__Required task__
Select all lines in the records that include "land".

__Entries with figure data__
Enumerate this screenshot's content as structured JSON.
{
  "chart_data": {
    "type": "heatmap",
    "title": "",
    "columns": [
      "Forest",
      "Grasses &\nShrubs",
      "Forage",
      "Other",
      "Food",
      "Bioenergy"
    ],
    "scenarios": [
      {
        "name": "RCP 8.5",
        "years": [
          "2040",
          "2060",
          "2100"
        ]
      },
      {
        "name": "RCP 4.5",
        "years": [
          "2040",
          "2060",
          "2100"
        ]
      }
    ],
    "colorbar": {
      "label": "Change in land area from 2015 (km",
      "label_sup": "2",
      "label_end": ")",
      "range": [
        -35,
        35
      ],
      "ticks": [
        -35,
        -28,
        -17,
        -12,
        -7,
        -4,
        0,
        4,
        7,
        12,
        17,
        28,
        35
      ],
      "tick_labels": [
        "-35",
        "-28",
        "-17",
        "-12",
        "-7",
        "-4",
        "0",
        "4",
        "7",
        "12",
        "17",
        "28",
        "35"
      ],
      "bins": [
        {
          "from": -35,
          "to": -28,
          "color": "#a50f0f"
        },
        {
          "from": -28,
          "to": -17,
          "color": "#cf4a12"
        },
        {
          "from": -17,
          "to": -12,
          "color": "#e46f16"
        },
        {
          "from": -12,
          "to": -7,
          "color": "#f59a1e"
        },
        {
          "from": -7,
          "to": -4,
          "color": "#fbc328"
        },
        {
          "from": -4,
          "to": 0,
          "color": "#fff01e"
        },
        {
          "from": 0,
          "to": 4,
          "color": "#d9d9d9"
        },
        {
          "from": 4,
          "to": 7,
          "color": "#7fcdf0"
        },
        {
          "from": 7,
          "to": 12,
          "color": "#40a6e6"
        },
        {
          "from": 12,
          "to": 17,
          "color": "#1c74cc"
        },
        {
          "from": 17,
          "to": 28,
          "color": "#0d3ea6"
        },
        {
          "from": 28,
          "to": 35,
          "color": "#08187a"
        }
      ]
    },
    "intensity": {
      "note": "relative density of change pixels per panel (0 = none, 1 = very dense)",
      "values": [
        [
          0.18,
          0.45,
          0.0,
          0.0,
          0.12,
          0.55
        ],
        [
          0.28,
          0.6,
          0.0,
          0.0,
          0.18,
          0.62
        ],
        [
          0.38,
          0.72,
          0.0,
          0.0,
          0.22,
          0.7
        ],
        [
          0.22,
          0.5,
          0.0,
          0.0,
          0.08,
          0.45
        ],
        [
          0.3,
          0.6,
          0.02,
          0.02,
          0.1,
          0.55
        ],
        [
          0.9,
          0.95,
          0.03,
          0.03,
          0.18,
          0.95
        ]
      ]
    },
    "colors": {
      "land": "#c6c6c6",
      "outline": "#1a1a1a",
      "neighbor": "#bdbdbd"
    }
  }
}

__Output for this task__
      "label": "Change in land area from 2015 (km",
      "land": "#c6c6c6",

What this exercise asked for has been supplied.